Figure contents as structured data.
** Start **
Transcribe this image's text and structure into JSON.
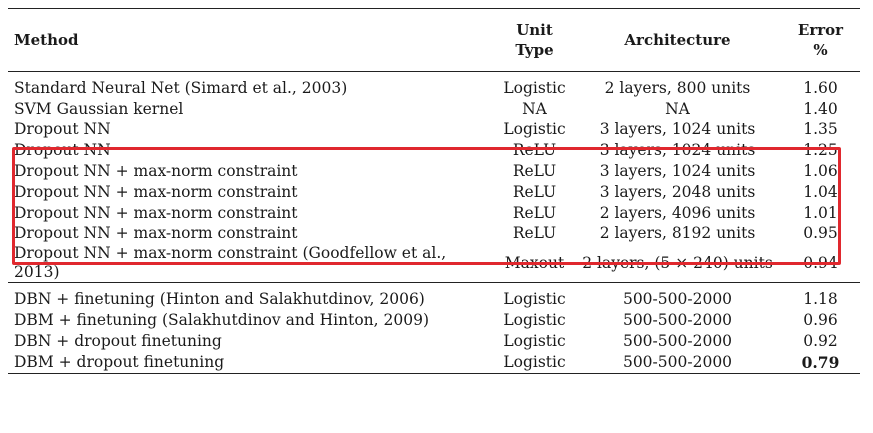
{
  "table": {
    "headers": {
      "method": "Method",
      "unit_type_line1": "Unit",
      "unit_type_line2": "Type",
      "architecture": "Architecture",
      "error_line1": "Error",
      "error_line2": "%"
    },
    "groups": [
      {
        "rows": [
          {
            "method": "Standard Neural Net (Simard et al., 2003)",
            "unit": "Logistic",
            "architecture": "2 layers, 800 units",
            "error": "1.60"
          },
          {
            "method": "SVM Gaussian kernel",
            "unit": "NA",
            "architecture": "NA",
            "error": "1.40"
          },
          {
            "method": "Dropout NN",
            "unit": "Logistic",
            "architecture": "3 layers, 1024 units",
            "error": "1.35"
          },
          {
            "method": "Dropout NN",
            "unit": "ReLU",
            "architecture": "3 layers, 1024 units",
            "error": "1.25"
          },
          {
            "method": "Dropout NN + max-norm constraint",
            "unit": "ReLU",
            "architecture": "3 layers, 1024 units",
            "error": "1.06"
          },
          {
            "method": "Dropout NN + max-norm constraint",
            "unit": "ReLU",
            "architecture": "3 layers, 2048 units",
            "error": "1.04"
          },
          {
            "method": "Dropout NN + max-norm constraint",
            "unit": "ReLU",
            "architecture": "2 layers, 4096 units",
            "error": "1.01"
          },
          {
            "method": "Dropout NN + max-norm constraint",
            "unit": "ReLU",
            "architecture": "2 layers, 8192 units",
            "error": "0.95"
          },
          {
            "method": "Dropout NN + max-norm constraint (Goodfellow et al., 2013)",
            "unit": "Maxout",
            "architecture": "2 layers, (5 × 240) units",
            "error": "0.94"
          }
        ]
      },
      {
        "rows": [
          {
            "method": "DBN + finetuning (Hinton and Salakhutdinov, 2006)",
            "unit": "Logistic",
            "architecture": "500-500-2000",
            "error": "1.18"
          },
          {
            "method": "DBM + finetuning (Salakhutdinov and Hinton, 2009)",
            "unit": "Logistic",
            "architecture": "500-500-2000",
            "error": "0.96"
          },
          {
            "method": "DBN + dropout finetuning",
            "unit": "Logistic",
            "architecture": "500-500-2000",
            "error": "0.92"
          },
          {
            "method": "DBM + dropout finetuning",
            "unit": "Logistic",
            "architecture": "500-500-2000",
            "error": "0.79"
          }
        ]
      }
    ],
    "best_error": "0.79",
    "highlight_color": "#e0282e"
  }
}
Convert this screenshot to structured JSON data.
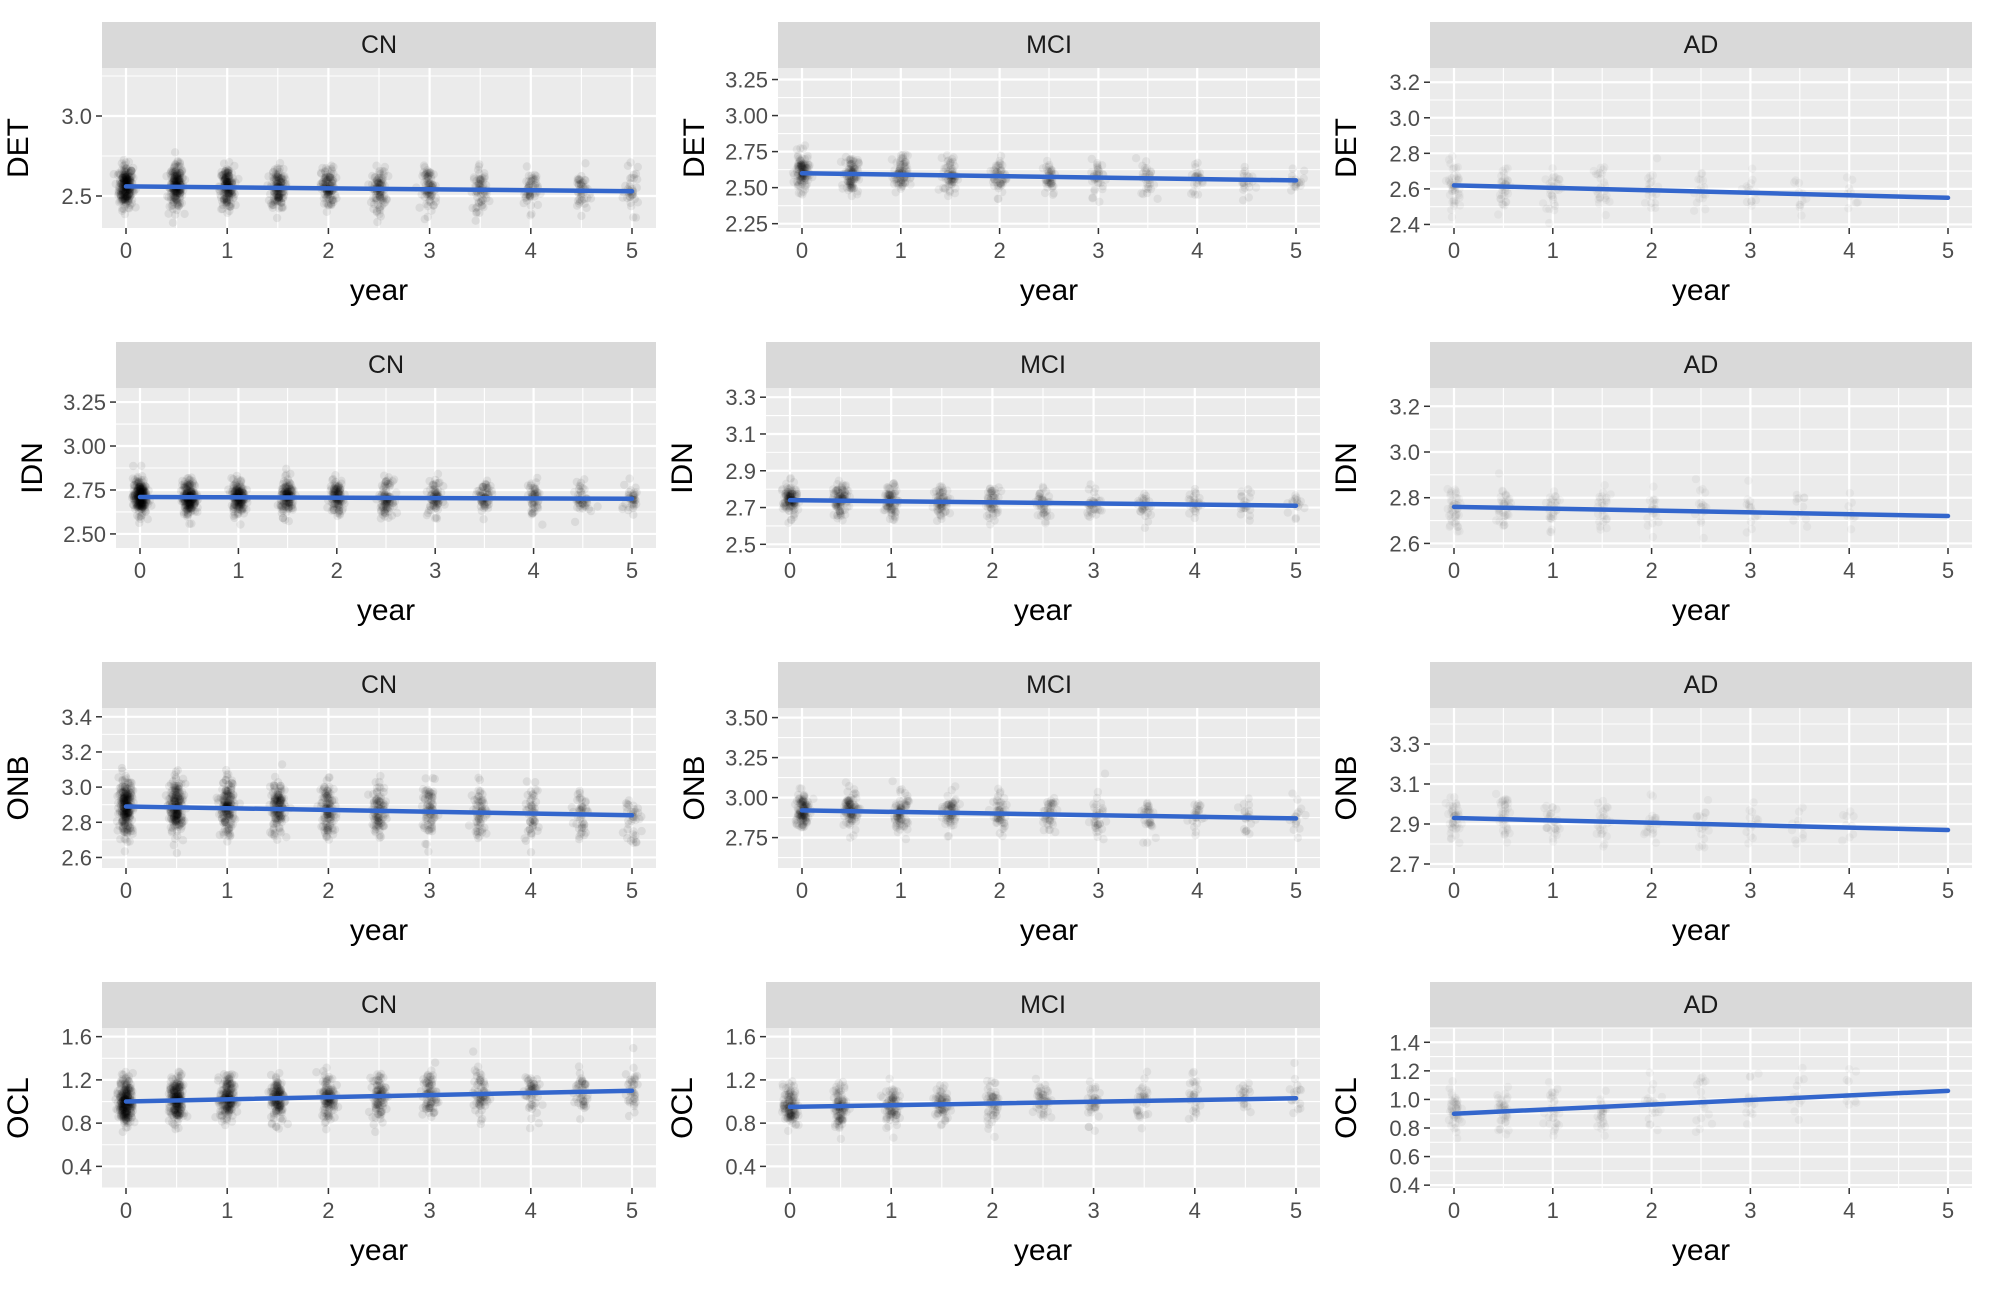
** End **
SHORT PROBLEM.
Your copy should match the records word for word, with the pictures removed.

THE COMPLETED TASK.
Transcribe this image's text and structure into JSON.
{
  "table": {
    "headers": {
      "method": "Method",
      "unit_type_line1": "Unit",
      "unit_type_line2": "Type",
      "architecture": "Architecture",
      "error_line1": "Error",
      "error_line2": "%"
    },
    "groups": [
      {
        "rows": [
          {
            "method": "Standard Neural Net (Simard et al., 2003)",
            "unit": "Logistic",
            "architecture": "2 layers, 800 units",
            "error": "1.60"
          },
          {
            "method": "SVM Gaussian kernel",
            "unit": "NA",
            "architecture": "NA",
            "error": "1.40"
          },
          {
            "method": "Dropout NN",
            "unit": "Logistic",
            "architecture": "3 layers, 1024 units",
            "error": "1.35"
          },
          {
            "method": "Dropout NN",
            "unit": "ReLU",
            "architecture": "3 layers, 1024 units",
            "error": "1.25"
          },
          {
            "method": "Dropout NN + max-norm constraint",
            "unit": "ReLU",
            "architecture": "3 layers, 1024 units",
            "error": "1.06"
          },
          {
            "method": "Dropout NN + max-norm constraint",
            "unit": "ReLU",
            "architecture": "3 layers, 2048 units",
            "error": "1.04"
          },
          {
            "method": "Dropout NN + max-norm constraint",
            "unit": "ReLU",
            "architecture": "2 layers, 4096 units",
            "error": "1.01"
          },
          {
            "method": "Dropout NN + max-norm constraint",
            "unit": "ReLU",
            "architecture": "2 layers, 8192 units",
            "error": "0.95"
          },
          {
            "method": "Dropout NN + max-norm constraint (Goodfellow et al., 2013)",
            "unit": "Maxout",
            "architecture": "2 layers, (5 × 240) units",
            "error": "0.94"
          }
        ]
      },
      {
        "rows": [
          {
            "method": "DBN + finetuning (Hinton and Salakhutdinov, 2006)",
            "unit": "Logistic",
            "architecture": "500-500-2000",
            "error": "1.18"
          },
          {
            "method": "DBM + finetuning (Salakhutdinov and Hinton, 2009)",
            "unit": "Logistic",
            "architecture": "500-500-2000",
            "error": "0.96"
          },
          {
            "method": "DBN + dropout finetuning",
            "unit": "Logistic",
            "architecture": "500-500-2000",
            "error": "0.92"
          },
          {
            "method": "DBM + dropout finetuning",
            "unit": "Logistic",
            "architecture": "500-500-2000",
            "error": "0.79"
          }
        ]
      }
    ],
    "best_error": "0.79",
    "highlight_color": "#e0282e"
  }
}
Convert this screenshot to structured JSON data.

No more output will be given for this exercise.